Data items:
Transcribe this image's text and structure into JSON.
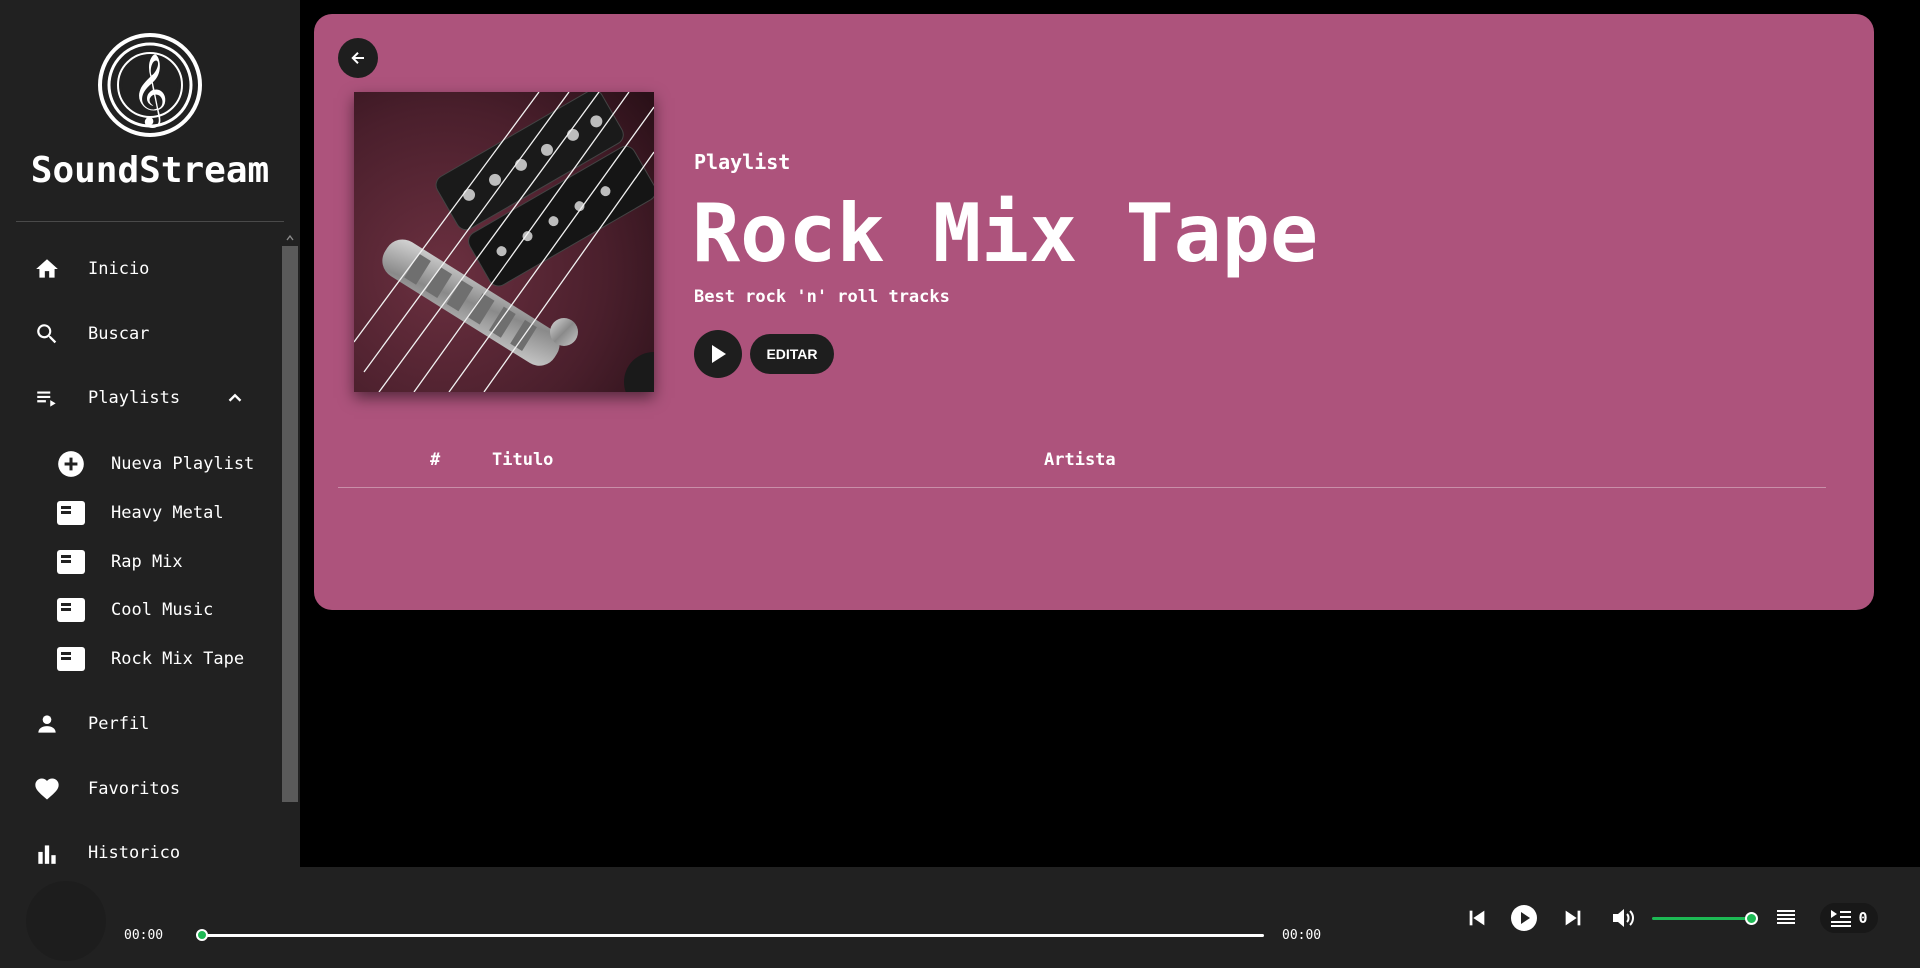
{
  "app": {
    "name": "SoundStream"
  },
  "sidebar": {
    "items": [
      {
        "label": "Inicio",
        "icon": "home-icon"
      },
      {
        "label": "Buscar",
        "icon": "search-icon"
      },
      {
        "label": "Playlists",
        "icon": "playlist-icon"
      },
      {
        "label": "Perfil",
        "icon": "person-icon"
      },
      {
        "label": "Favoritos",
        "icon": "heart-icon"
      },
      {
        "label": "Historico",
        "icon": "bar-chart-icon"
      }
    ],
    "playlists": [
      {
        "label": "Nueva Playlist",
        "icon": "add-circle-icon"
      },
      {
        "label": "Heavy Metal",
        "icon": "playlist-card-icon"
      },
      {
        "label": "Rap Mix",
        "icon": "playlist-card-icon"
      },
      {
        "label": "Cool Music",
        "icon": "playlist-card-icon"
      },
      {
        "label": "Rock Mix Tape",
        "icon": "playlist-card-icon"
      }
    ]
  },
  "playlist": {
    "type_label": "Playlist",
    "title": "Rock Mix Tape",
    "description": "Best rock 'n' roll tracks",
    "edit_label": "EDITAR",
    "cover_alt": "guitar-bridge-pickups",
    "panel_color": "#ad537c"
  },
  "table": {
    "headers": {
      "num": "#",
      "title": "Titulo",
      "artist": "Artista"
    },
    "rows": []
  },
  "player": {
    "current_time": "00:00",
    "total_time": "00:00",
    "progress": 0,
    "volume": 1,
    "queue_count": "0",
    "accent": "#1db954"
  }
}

*GOAL*:
From the data above, copy each line that has the string "Tape".

*RESULT FOR THIS EXERCISE*:
        "label": "Rock Mix Tape",
    "title": "Rock Mix Tape",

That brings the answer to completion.